=== Provided information ===
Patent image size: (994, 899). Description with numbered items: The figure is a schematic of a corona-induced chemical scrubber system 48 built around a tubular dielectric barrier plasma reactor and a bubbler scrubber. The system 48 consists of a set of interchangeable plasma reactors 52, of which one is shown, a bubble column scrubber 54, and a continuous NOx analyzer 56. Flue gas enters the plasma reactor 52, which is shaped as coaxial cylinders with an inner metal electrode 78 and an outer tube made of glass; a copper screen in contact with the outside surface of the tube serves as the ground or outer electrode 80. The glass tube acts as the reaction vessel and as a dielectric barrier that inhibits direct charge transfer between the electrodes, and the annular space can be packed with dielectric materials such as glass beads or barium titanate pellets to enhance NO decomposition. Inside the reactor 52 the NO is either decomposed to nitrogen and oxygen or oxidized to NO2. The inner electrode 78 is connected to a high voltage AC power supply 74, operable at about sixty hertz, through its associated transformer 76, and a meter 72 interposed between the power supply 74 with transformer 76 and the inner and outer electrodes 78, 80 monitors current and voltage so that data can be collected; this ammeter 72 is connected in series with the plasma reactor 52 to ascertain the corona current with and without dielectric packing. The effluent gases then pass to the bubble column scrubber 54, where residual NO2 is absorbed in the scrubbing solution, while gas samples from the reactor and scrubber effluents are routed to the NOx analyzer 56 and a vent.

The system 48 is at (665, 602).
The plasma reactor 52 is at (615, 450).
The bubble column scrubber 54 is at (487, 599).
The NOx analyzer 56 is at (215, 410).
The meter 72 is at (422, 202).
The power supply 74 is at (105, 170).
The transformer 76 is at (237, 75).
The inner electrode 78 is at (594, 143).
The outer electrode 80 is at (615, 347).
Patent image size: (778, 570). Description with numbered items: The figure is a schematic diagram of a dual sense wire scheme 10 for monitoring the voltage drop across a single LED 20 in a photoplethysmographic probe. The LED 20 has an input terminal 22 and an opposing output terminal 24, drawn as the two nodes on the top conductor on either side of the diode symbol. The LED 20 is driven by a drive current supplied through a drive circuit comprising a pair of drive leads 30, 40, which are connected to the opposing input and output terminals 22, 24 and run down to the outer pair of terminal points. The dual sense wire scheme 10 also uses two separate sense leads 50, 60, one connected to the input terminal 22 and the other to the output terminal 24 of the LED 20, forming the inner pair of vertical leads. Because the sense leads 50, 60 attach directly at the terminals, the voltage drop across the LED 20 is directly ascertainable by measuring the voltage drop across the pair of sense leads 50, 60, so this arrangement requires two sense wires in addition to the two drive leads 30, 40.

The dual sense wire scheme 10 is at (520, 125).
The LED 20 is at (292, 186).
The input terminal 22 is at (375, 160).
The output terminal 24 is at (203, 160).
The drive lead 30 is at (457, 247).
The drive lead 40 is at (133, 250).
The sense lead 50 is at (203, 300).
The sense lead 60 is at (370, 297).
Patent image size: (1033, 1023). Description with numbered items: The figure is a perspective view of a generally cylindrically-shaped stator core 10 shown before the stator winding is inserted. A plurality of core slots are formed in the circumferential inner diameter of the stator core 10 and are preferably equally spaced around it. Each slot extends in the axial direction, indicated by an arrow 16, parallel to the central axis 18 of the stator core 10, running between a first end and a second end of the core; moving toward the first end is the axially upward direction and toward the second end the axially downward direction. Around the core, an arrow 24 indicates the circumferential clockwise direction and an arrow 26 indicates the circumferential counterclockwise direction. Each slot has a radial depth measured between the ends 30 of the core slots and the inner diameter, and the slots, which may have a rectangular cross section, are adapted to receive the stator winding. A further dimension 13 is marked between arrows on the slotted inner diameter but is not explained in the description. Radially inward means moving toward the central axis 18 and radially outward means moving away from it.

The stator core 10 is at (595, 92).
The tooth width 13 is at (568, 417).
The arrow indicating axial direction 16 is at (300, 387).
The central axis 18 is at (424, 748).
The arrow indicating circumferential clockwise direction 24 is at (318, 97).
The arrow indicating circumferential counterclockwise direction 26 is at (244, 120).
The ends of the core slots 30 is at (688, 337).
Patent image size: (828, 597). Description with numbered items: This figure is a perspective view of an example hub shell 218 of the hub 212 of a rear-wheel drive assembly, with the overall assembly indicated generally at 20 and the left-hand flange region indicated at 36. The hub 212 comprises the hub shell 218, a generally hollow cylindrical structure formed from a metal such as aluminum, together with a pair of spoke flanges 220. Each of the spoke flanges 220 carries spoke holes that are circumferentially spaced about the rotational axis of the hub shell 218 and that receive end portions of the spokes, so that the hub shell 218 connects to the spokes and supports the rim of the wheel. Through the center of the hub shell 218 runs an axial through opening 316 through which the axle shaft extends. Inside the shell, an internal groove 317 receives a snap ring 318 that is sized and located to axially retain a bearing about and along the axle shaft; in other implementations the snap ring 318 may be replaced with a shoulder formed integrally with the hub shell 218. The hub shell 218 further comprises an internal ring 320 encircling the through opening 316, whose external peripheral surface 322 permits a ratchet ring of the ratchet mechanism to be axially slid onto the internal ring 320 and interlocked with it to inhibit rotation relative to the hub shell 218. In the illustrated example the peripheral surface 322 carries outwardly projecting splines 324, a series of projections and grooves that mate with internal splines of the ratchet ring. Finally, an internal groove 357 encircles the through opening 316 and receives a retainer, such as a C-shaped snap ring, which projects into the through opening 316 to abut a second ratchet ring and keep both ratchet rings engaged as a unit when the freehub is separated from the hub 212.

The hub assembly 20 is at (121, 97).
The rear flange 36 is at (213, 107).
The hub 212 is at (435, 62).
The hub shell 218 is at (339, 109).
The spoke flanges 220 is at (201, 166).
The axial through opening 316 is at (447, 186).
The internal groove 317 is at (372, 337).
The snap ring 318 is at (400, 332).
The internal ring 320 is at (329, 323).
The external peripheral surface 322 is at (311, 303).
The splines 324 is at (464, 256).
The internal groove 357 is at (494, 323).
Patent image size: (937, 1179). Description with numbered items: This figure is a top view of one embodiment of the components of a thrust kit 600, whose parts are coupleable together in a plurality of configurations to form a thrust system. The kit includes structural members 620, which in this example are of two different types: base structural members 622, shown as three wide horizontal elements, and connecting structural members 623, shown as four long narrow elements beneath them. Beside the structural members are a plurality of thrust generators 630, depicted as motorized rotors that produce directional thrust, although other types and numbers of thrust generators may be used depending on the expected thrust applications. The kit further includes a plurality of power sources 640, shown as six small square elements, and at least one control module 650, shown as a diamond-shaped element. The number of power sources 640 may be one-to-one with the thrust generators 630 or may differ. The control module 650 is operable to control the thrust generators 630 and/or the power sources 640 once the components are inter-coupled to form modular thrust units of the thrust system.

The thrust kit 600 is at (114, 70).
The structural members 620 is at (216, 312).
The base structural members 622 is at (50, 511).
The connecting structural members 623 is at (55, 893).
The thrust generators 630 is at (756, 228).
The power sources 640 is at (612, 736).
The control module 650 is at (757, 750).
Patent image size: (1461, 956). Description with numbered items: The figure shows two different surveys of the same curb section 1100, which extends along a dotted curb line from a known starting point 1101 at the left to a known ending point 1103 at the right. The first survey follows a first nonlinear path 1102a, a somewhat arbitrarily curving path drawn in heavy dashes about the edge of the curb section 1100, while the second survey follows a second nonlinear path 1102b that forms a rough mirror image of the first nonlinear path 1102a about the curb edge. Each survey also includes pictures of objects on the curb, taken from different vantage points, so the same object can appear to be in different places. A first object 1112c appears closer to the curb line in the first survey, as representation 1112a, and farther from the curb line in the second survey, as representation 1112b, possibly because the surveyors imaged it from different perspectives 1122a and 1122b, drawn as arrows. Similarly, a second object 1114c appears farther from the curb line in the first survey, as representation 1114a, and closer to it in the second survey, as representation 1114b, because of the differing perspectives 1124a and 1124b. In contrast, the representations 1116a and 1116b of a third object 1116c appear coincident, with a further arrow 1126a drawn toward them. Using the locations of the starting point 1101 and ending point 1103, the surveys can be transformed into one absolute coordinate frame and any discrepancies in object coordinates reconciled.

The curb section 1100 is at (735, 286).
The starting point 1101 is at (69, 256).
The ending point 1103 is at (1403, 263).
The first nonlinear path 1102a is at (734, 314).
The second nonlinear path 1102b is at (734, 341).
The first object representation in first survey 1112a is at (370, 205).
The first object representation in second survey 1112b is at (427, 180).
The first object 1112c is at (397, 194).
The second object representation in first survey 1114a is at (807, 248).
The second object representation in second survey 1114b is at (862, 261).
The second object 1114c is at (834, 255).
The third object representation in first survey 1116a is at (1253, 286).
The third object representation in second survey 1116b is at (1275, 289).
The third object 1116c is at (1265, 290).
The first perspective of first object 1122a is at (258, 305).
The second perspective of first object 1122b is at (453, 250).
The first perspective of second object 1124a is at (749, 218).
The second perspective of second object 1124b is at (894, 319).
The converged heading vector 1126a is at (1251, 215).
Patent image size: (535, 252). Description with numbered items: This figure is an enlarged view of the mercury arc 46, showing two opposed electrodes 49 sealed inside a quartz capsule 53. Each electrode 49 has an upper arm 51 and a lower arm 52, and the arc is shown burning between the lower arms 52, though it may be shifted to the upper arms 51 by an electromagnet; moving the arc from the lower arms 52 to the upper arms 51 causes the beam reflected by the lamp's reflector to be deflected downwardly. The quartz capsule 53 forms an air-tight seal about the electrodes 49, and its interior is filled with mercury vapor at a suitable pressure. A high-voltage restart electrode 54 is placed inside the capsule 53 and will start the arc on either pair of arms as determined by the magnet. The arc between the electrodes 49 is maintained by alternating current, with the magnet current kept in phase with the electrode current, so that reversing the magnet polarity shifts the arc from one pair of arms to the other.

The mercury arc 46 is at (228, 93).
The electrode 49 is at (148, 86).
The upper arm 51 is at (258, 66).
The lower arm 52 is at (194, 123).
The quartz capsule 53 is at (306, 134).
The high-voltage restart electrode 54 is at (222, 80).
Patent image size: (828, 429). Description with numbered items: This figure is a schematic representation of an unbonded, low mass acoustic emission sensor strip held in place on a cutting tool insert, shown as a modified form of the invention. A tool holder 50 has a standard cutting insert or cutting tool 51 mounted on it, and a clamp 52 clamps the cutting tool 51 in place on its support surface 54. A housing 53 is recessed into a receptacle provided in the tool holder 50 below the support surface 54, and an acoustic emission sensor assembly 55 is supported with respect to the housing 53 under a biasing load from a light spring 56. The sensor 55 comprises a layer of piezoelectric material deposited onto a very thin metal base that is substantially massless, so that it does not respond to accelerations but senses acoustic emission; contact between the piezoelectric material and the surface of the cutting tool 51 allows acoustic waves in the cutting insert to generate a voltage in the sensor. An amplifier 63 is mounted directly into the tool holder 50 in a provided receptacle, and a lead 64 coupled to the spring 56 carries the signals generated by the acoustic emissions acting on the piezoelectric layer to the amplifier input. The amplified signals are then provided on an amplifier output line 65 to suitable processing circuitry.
===
Exercise requirements
Print the records above unchanged, starting at the line containing "Patent image size: (535, 252)." and ending at the line containing "The high-voltage restart", with both of those lines included.

Response to this exercise
Patent image size: (535, 252). Description with numbered items: This figure is an enlarged view of the mercury arc 46, showing two opposed electrodes 49 sealed inside a quartz capsule 53. Each electrode 49 has an upper arm 51 and a lower arm 52, and the arc is shown burning between the lower arms 52, though it may be shifted to the upper arms 51 by an electromagnet; moving the arc from the lower arms 52 to the upper arms 51 causes the beam reflected by the lamp's reflector to be deflected downwardly. The quartz capsule 53 forms an air-tight seal about the electrodes 49, and its interior is filled with mercury vapor at a suitable pressure. A high-voltage restart electrode 54 is placed inside the capsule 53 and will start the arc on either pair of arms as determined by the magnet. The arc between the electrodes 49 is maintained by alternating current, with the magnet current kept in phase with the electrode current, so that reversing the magnet polarity shifts the arc from one pair of arms to the other.

The mercury arc 46 is at (228, 93).
The electrode 49 is at (148, 86).
The upper arm 51 is at (258, 66).
The lower arm 52 is at (194, 123).
The quartz capsule 53 is at (306, 134).
The high-voltage restart electrode 54 is at (222, 80).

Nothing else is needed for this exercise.